Without further comment, state how many lines in the listing below contain the word "JSON".

>> BEGIN RECORDED INFORMATION

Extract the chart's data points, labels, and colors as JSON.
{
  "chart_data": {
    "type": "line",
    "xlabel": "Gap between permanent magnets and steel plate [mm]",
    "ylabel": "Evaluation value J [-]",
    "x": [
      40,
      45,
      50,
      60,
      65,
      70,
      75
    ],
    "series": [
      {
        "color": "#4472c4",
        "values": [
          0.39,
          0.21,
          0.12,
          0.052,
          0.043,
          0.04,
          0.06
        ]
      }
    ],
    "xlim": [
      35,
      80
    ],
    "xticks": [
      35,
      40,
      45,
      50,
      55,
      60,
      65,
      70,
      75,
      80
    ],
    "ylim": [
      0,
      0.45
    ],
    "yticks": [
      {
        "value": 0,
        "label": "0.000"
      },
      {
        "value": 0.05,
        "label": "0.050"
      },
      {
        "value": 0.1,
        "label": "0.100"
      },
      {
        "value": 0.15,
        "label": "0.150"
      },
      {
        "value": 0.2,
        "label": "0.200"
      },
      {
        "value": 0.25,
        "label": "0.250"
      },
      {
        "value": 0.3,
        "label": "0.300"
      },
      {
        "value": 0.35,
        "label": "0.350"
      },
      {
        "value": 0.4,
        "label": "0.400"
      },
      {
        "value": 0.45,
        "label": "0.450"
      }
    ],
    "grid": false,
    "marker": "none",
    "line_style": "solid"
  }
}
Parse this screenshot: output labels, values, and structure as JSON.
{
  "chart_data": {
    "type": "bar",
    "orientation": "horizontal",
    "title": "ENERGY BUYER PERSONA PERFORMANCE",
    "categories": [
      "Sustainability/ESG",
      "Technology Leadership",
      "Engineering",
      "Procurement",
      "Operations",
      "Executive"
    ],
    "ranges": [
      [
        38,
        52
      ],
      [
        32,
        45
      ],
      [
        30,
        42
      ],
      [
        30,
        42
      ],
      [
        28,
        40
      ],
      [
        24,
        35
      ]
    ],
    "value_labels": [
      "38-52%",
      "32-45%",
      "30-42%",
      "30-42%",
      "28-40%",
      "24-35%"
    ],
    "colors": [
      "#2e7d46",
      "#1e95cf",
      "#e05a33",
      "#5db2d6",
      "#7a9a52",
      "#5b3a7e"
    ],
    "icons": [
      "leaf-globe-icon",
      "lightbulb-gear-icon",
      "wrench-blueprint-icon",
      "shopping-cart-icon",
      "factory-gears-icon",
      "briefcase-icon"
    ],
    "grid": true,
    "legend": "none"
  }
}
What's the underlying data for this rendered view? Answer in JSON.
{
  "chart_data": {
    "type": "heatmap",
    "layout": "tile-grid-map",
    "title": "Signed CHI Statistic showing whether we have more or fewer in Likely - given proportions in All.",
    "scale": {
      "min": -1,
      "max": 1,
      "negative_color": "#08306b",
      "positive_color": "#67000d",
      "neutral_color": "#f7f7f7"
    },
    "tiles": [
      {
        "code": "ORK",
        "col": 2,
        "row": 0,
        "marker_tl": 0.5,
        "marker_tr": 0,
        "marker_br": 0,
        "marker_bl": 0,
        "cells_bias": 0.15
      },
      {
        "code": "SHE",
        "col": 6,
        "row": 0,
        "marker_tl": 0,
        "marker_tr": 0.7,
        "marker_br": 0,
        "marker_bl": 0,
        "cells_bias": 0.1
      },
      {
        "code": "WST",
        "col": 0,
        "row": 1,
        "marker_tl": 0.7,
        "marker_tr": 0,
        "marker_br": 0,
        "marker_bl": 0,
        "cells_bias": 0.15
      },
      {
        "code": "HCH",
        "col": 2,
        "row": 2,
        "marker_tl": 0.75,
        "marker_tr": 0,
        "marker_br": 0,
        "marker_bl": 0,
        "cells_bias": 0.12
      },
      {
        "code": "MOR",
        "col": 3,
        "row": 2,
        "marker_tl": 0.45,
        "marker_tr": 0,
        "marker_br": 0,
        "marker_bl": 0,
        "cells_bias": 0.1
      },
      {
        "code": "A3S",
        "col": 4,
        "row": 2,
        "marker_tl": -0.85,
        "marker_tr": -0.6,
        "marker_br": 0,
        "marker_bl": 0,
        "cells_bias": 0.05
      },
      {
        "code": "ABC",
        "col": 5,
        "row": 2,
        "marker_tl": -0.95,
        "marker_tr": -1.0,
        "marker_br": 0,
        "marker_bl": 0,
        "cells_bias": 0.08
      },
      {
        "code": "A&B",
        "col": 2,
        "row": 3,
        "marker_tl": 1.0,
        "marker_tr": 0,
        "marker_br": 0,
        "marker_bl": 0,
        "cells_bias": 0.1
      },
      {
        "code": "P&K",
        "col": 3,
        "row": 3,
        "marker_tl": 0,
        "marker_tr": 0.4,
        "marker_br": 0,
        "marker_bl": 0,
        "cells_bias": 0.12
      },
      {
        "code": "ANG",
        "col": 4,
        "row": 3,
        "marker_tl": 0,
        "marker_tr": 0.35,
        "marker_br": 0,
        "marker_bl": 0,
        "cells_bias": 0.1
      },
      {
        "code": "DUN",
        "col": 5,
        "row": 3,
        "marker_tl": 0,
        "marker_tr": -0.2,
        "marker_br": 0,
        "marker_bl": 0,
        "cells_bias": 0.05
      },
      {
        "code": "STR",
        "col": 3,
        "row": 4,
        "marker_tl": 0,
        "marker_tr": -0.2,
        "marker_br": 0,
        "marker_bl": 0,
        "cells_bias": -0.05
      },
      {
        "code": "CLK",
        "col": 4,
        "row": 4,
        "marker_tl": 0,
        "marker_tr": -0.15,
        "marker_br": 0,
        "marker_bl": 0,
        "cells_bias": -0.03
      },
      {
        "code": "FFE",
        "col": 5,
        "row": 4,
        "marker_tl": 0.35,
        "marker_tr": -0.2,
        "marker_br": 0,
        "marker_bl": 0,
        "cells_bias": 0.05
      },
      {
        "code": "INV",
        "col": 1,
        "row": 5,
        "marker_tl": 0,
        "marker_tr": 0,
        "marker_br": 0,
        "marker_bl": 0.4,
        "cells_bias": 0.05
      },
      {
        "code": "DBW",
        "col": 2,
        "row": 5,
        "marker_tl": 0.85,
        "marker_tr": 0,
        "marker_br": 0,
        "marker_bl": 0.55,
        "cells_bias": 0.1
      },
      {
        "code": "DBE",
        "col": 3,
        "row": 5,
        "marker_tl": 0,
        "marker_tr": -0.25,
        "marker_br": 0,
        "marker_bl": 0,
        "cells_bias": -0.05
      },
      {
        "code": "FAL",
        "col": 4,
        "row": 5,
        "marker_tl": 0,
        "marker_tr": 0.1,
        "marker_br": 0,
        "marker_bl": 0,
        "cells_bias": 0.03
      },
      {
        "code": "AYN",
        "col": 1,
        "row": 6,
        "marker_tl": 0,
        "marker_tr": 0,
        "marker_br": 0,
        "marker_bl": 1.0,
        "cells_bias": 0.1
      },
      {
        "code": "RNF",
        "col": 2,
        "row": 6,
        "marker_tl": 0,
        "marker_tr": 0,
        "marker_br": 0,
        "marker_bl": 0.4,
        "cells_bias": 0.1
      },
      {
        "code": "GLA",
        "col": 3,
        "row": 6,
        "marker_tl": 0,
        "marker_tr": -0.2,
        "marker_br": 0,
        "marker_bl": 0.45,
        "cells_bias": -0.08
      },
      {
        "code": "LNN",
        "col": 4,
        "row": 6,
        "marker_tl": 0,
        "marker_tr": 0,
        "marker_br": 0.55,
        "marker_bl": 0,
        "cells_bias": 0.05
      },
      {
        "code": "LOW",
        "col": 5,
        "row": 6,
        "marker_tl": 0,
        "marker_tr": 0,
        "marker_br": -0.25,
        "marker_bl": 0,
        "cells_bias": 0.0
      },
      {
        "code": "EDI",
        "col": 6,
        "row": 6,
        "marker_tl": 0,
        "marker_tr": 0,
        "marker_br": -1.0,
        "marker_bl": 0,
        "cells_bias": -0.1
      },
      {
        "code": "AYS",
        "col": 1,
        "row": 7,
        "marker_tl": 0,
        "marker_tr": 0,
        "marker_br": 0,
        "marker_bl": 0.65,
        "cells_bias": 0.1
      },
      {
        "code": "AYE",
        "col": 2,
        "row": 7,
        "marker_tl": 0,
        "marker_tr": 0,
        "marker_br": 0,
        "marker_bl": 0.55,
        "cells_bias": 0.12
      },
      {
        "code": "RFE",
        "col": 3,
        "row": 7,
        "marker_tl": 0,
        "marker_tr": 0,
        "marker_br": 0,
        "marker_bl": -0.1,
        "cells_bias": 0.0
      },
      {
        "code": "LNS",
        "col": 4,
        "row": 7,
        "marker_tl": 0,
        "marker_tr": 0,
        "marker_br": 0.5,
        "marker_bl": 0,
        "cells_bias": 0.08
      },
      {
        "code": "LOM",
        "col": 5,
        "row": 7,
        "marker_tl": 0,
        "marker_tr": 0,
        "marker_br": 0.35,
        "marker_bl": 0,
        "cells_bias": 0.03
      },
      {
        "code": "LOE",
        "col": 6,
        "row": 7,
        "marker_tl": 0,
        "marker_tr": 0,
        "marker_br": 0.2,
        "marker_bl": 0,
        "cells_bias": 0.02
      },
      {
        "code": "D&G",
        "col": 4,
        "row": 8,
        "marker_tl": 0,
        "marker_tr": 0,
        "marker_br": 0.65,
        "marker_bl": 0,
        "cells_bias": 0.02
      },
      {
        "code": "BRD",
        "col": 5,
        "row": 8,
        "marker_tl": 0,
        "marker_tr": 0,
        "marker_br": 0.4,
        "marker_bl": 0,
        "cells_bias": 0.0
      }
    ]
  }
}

>> END RECORDED INFORMATION

- **TASK SOLUTION**
3